- **What to do**
Make an exact copy of the records, with the pictures left out.

## begin Supplied information

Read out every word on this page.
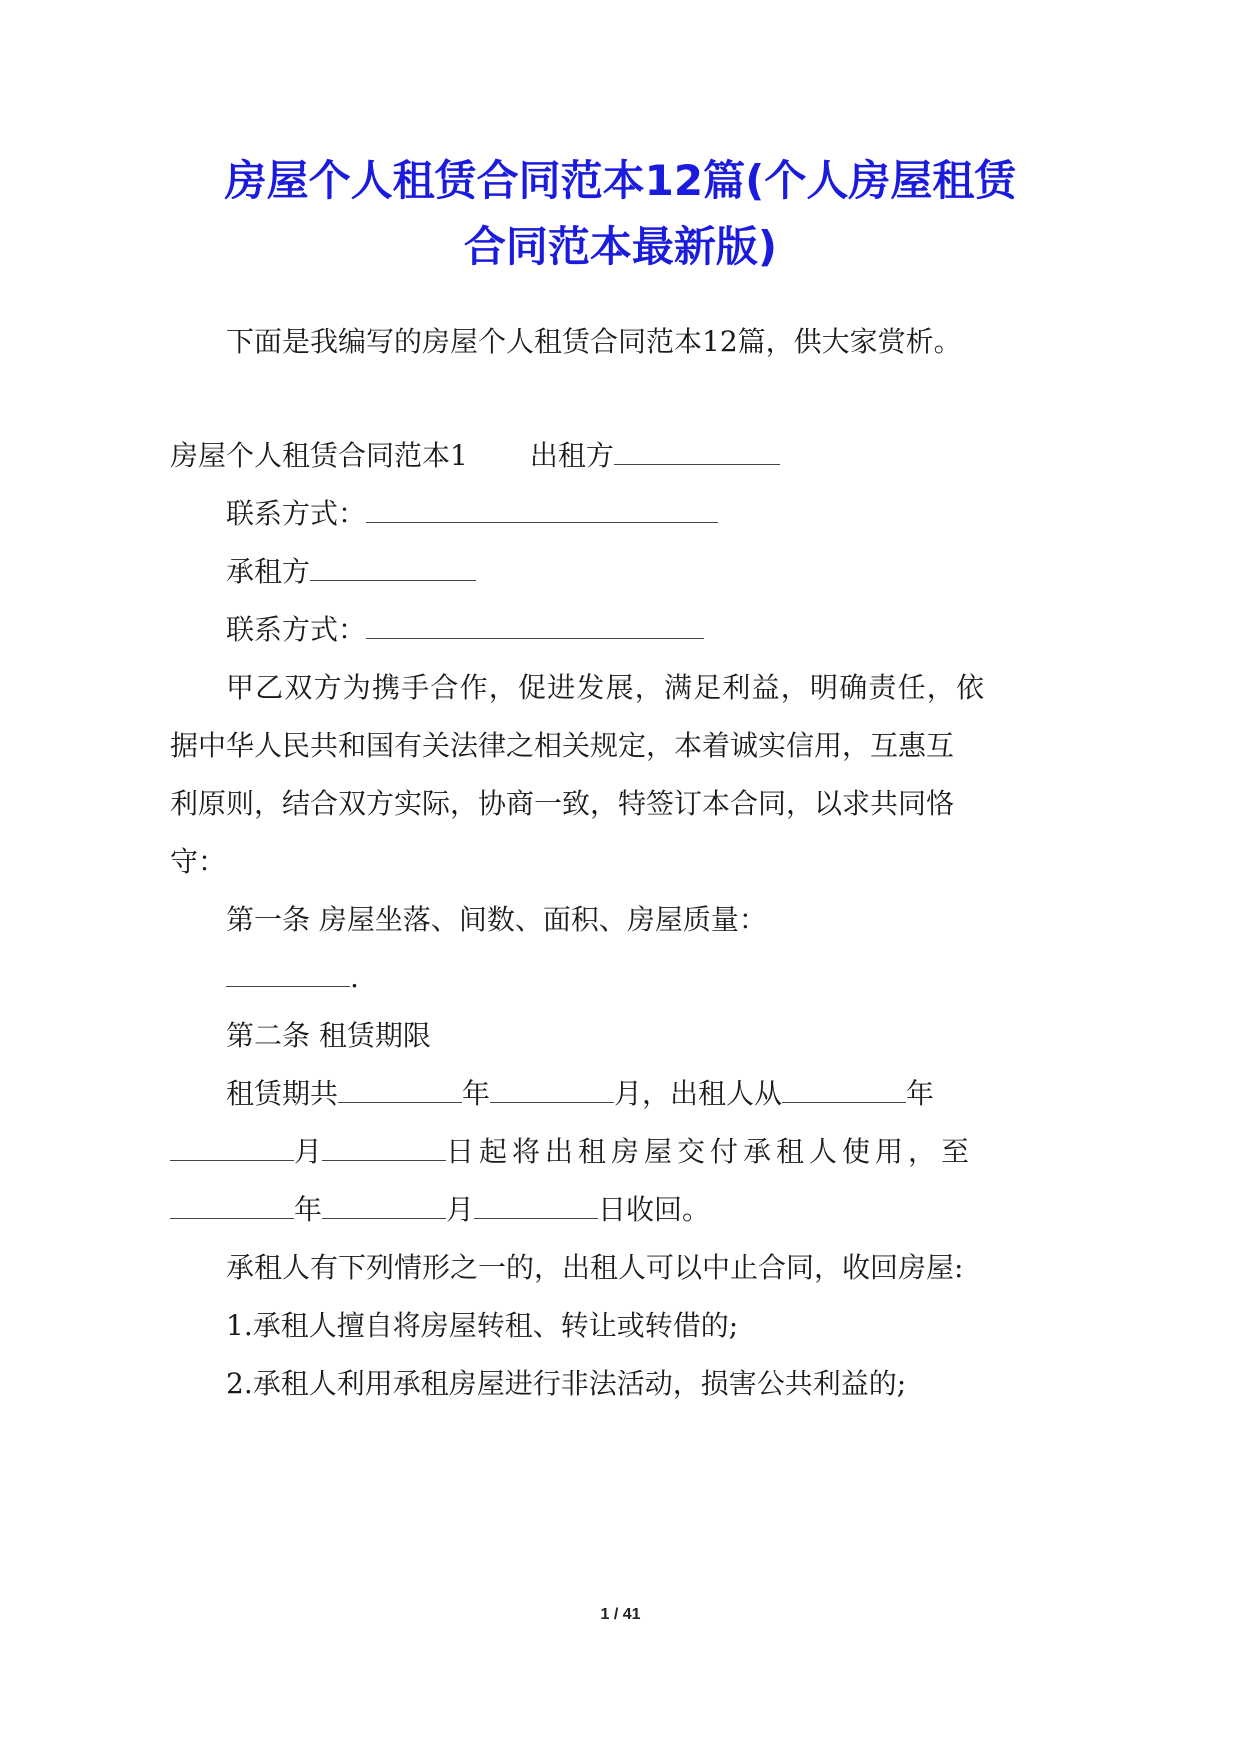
房屋个人租赁合同范本12篇(个人房屋租赁
合同范本最新版)

下面是我编写的房屋个人租赁合同范本12篇，供大家赏析。

房屋个人租赁合同范本1 出租方
联系方式：
承租方
联系方式：

甲乙双方为携手合作，促进发展，满足利益，明确责任，依

据中华人民共和国有关法律之相关规定，本着诚实信用，互惠互

利原则，结合双方实际，协商一致，特签订本合同，以求共同恪

守：

第一条 房屋坐落、间数、面积、房屋质量：

.

第二条 租赁期限

租赁期共	年	月，出租人从	年
月	日起将出租房屋交付承租人使用，至
年	月	日收回。

承租人有下列情形之一的，出租人可以中止合同，收回房屋:

1.承租人擅自将房屋转租、转让或转借的;

2.承租人利用承租房屋进行非法活动，损害公共利益的;

1 / 41
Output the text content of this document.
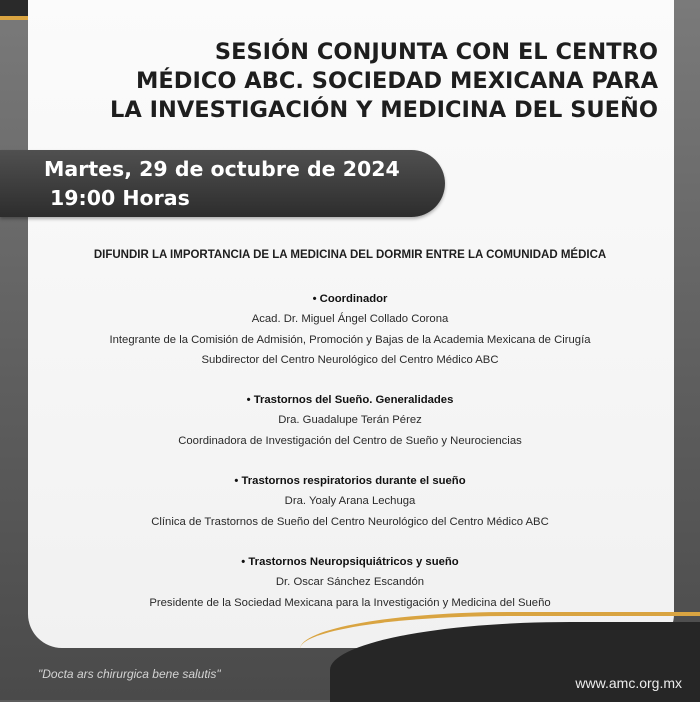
SESIÓN CONJUNTA CON EL CENTRO
MÉDICO ABC. SOCIEDAD MEXICANA PARA
LA INVESTIGACIÓN Y MEDICINA DEL SUEÑO
Martes, 29 de octubre de 2024
19:00 Horas
DIFUNDIR LA IMPORTANCIA DE LA MEDICINA DEL DORMIR ENTRE LA COMUNIDAD MÉDICA
• Coordinador
Acad. Dr. Miguel Ángel Collado Corona
Integrante de la Comisión de Admisión, Promoción y Bajas de la Academia Mexicana de Cirugía
Subdirector del Centro Neurológico del Centro Médico ABC
• Trastornos del Sueño. Generalidades
Dra. Guadalupe Terán Pérez
Coordinadora de Investigación del Centro de Sueño y Neurociencias
• Trastornos respiratorios durante el sueño
Dra. Yoaly Arana Lechuga
Clínica de Trastornos de Sueño del Centro Neurológico del Centro Médico ABC
• Trastornos Neuropsiquiátricos y sueño
Dr. Oscar Sánchez Escandón
Presidente de la Sociedad Mexicana para la Investigación y Medicina del Sueño
"Docta ars chirurgica bene salutis"
www.amc.org.mx
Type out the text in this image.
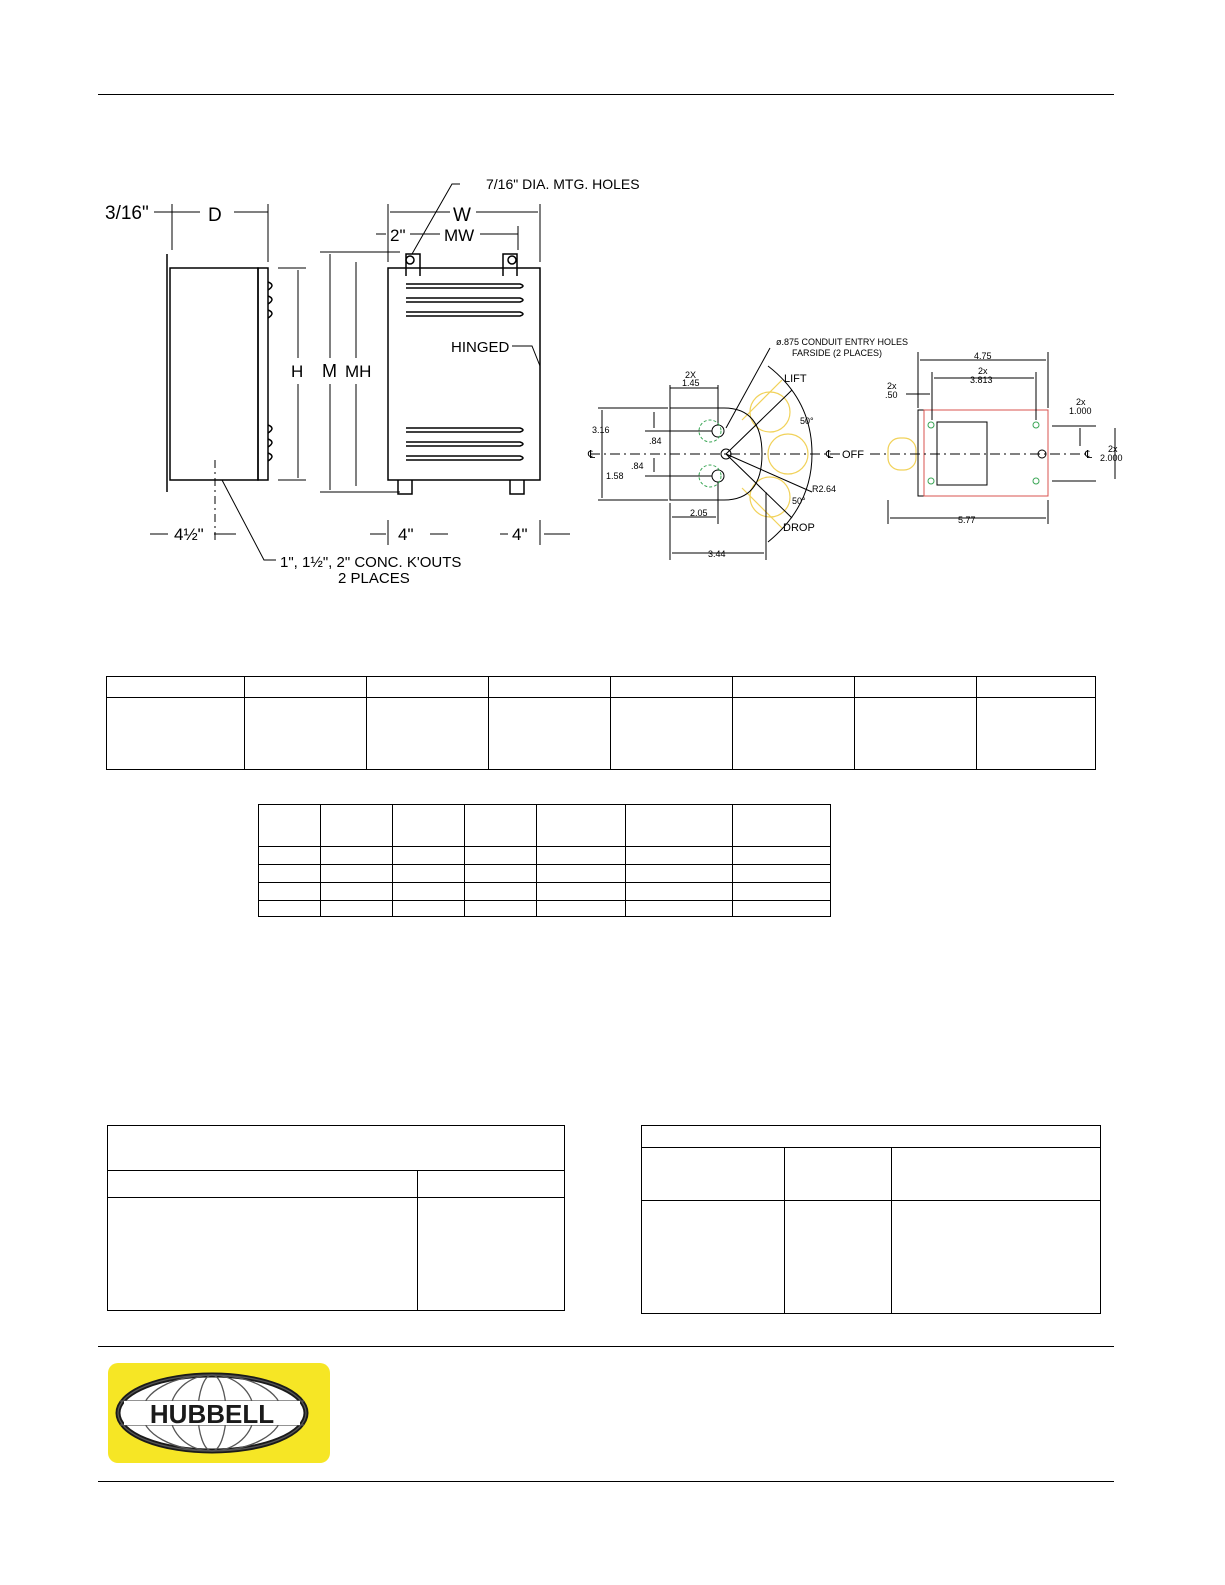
3/16"	D	W
MW
2"
H M MH
4½"	4"	4"
7/16" DIA. MTG. HOLES
HINGED
1", 1½", 2" CONC. K'OUTS
2 PLACES
ø.875 CONDUIT ENTRY HOLES
FARSIDE (2 PLACES)
LIFT
DROP
OFF
℄	℄	℄
2X
1.45
3.16
.84
.84
1.58
2.05
3.44
50°
50°
R2.64
4.75
2x
3.813
2x
.50
2x
1.000
2x
2.000
5.77

HUBBELL
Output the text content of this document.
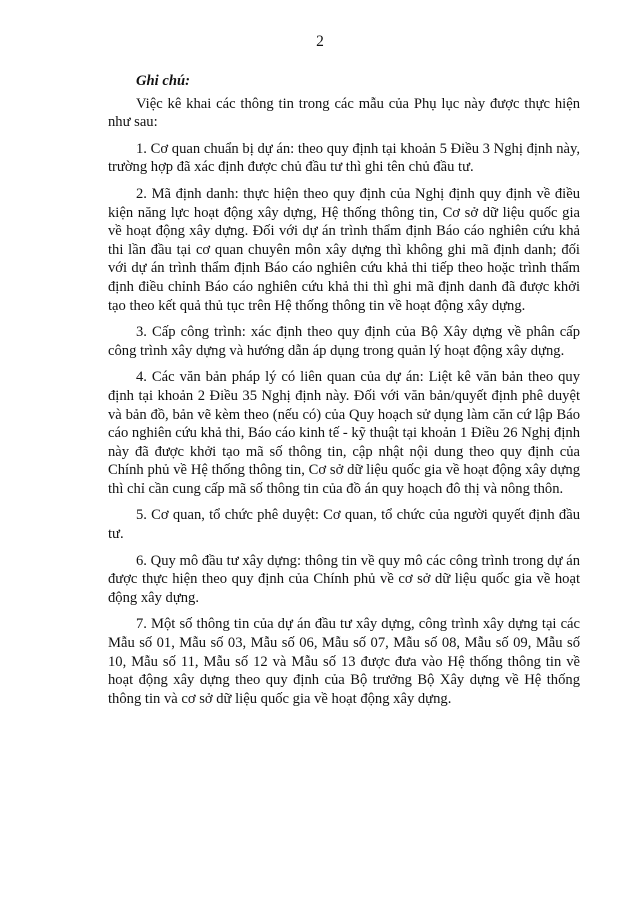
2

Ghi chú:

Việc kê khai các thông tin trong các mẫu của Phụ lục này được thực hiện như sau:

1. Cơ quan chuẩn bị dự án: theo quy định tại khoản 5 Điều 3 Nghị định này, trường hợp đã xác định được chủ đầu tư thì ghi tên chủ đầu tư.

2. Mã định danh: thực hiện theo quy định của Nghị định quy định về điều kiện năng lực hoạt động xây dựng, Hệ thống thông tin, Cơ sở dữ liệu quốc gia về hoạt động xây dựng. Đối với dự án trình thẩm định Báo cáo nghiên cứu khả thi lần đầu tại cơ quan chuyên môn xây dựng thì không ghi mã định danh; đối với dự án trình thẩm định Báo cáo nghiên cứu khả thi tiếp theo hoặc trình thẩm định điều chỉnh Báo cáo nghiên cứu khả thi thì ghi mã định danh đã được khởi tạo theo kết quả thủ tục trên Hệ thống thông tin về hoạt động xây dựng.

3. Cấp công trình: xác định theo quy định của Bộ Xây dựng về phân cấp công trình xây dựng và hướng dẫn áp dụng trong quản lý hoạt động xây dựng.

4. Các văn bản pháp lý có liên quan của dự án: Liệt kê văn bản theo quy định tại khoản 2 Điều 35 Nghị định này. Đối với văn bản/quyết định phê duyệt và bản đồ, bản vẽ kèm theo (nếu có) của Quy hoạch sử dụng làm căn cứ lập Báo cáo nghiên cứu khả thi, Báo cáo kinh tế - kỹ thuật tại khoản 1 Điều 26 Nghị định này đã được khởi tạo mã số thông tin, cập nhật nội dung theo quy định của Chính phủ về Hệ thống thông tin, Cơ sở dữ liệu quốc gia về hoạt động xây dựng thì chỉ cần cung cấp mã số thông tin của đồ án quy hoạch đô thị và nông thôn.

5. Cơ quan, tổ chức phê duyệt: Cơ quan, tổ chức của người quyết định đầu tư.

6. Quy mô đầu tư xây dựng: thông tin về quy mô các công trình trong dự án được thực hiện theo quy định của Chính phủ về cơ sở dữ liệu quốc gia về hoạt động xây dựng.

7. Một số thông tin của dự án đầu tư xây dựng, công trình xây dựng tại các Mẫu số 01, Mẫu số 03, Mẫu số 06, Mẫu số 07, Mẫu số 08, Mẫu số 09, Mẫu số 10, Mẫu số 11, Mẫu số 12 và Mẫu số 13 được đưa vào Hệ thống thông tin về hoạt động xây dựng theo quy định của Bộ trưởng Bộ Xây dựng về Hệ thống thông tin và cơ sở dữ liệu quốc gia về hoạt động xây dựng.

## end Supplied information

- **Written response**
Read out every word on this page.
房屋个人租赁合同范本12篇(个人房屋租赁
合同范本最新版)

下面是我编写的房屋个人租赁合同范本12篇，供大家赏析。

房屋个人租赁合同范本1 出租方
联系方式：
承租方
联系方式：

甲乙双方为携手合作，促进发展，满足利益，明确责任，依

据中华人民共和国有关法律之相关规定，本着诚实信用，互惠互

利原则，结合双方实际，协商一致，特签订本合同，以求共同恪

守：

第一条 房屋坐落、间数、面积、房屋质量：

.

第二条 租赁期限

租赁期共	年	月，出租人从	年
月	日起将出租房屋交付承租人使用，至
年	月	日收回。

承租人有下列情形之一的，出租人可以中止合同，收回房屋:

1.承租人擅自将房屋转租、转让或转借的;

2.承租人利用承租房屋进行非法活动，损害公共利益的;

1 / 41
Output the text content of this document.
SESIÓN CONJUNTA CON EL CENTRO
MÉDICO ABC. SOCIEDAD MEXICANA PARA
LA INVESTIGACIÓN Y MEDICINA DEL SUEÑO
Martes, 29 de octubre de 2024
19:00 Horas
DIFUNDIR LA IMPORTANCIA DE LA MEDICINA DEL DORMIR ENTRE LA COMUNIDAD MÉDICA
• Coordinador
Acad. Dr. Miguel Ángel Collado Corona
Integrante de la Comisión de Admisión, Promoción y Bajas de la Academia Mexicana de Cirugía
Subdirector del Centro Neurológico del Centro Médico ABC
• Trastornos del Sueño. Generalidades
Dra. Guadalupe Terán Pérez
Coordinadora de Investigación del Centro de Sueño y Neurociencias
• Trastornos respiratorios durante el sueño
Dra. Yoaly Arana Lechuga
Clínica de Trastornos de Sueño del Centro Neurológico del Centro Médico ABC
• Trastornos Neuropsiquiátricos y sueño
Dr. Oscar Sánchez Escandón
Presidente de la Sociedad Mexicana para la Investigación y Medicina del Sueño
"Docta ars chirurgica bene salutis"
www.amc.org.mx
Type out the text in this image.
3/16"	D	W
MW
2"
H M MH
4½"	4"	4"
7/16" DIA. MTG. HOLES
HINGED
1", 1½", 2" CONC. K'OUTS
2 PLACES
ø.875 CONDUIT ENTRY HOLES
FARSIDE (2 PLACES)
LIFT
DROP
OFF
℄	℄	℄
2X
1.45
3.16
.84
.84
1.58
2.05
3.44
50°
50°
R2.64
4.75
2x
3.813
2x
.50
2x
1.000
2x
2.000
5.77

HUBBELL
Output the text content of this document.
2

Ghi chú:

Việc kê khai các thông tin trong các mẫu của Phụ lục này được thực hiện như sau:

1. Cơ quan chuẩn bị dự án: theo quy định tại khoản 5 Điều 3 Nghị định này, trường hợp đã xác định được chủ đầu tư thì ghi tên chủ đầu tư.

2. Mã định danh: thực hiện theo quy định của Nghị định quy định về điều kiện năng lực hoạt động xây dựng, Hệ thống thông tin, Cơ sở dữ liệu quốc gia về hoạt động xây dựng. Đối với dự án trình thẩm định Báo cáo nghiên cứu khả thi lần đầu tại cơ quan chuyên môn xây dựng thì không ghi mã định danh; đối với dự án trình thẩm định Báo cáo nghiên cứu khả thi tiếp theo hoặc trình thẩm định điều chỉnh Báo cáo nghiên cứu khả thi thì ghi mã định danh đã được khởi tạo theo kết quả thủ tục trên Hệ thống thông tin về hoạt động xây dựng.

3. Cấp công trình: xác định theo quy định của Bộ Xây dựng về phân cấp công trình xây dựng và hướng dẫn áp dụng trong quản lý hoạt động xây dựng.

4. Các văn bản pháp lý có liên quan của dự án: Liệt kê văn bản theo quy định tại khoản 2 Điều 35 Nghị định này. Đối với văn bản/quyết định phê duyệt và bản đồ, bản vẽ kèm theo (nếu có) của Quy hoạch sử dụng làm căn cứ lập Báo cáo nghiên cứu khả thi, Báo cáo kinh tế - kỹ thuật tại khoản 1 Điều 26 Nghị định này đã được khởi tạo mã số thông tin, cập nhật nội dung theo quy định của Chính phủ về Hệ thống thông tin, Cơ sở dữ liệu quốc gia về hoạt động xây dựng thì chỉ cần cung cấp mã số thông tin của đồ án quy hoạch đô thị và nông thôn.

5. Cơ quan, tổ chức phê duyệt: Cơ quan, tổ chức của người quyết định đầu tư.

6. Quy mô đầu tư xây dựng: thông tin về quy mô các công trình trong dự án được thực hiện theo quy định của Chính phủ về cơ sở dữ liệu quốc gia về hoạt động xây dựng.

7. Một số thông tin của dự án đầu tư xây dựng, công trình xây dựng tại các Mẫu số 01, Mẫu số 03, Mẫu số 06, Mẫu số 07, Mẫu số 08, Mẫu số 09, Mẫu số 10, Mẫu số 11, Mẫu số 12 và Mẫu số 13 được đưa vào Hệ thống thông tin về hoạt động xây dựng theo quy định của Bộ trưởng Bộ Xây dựng về Hệ thống thông tin và cơ sở dữ liệu quốc gia về hoạt động xây dựng.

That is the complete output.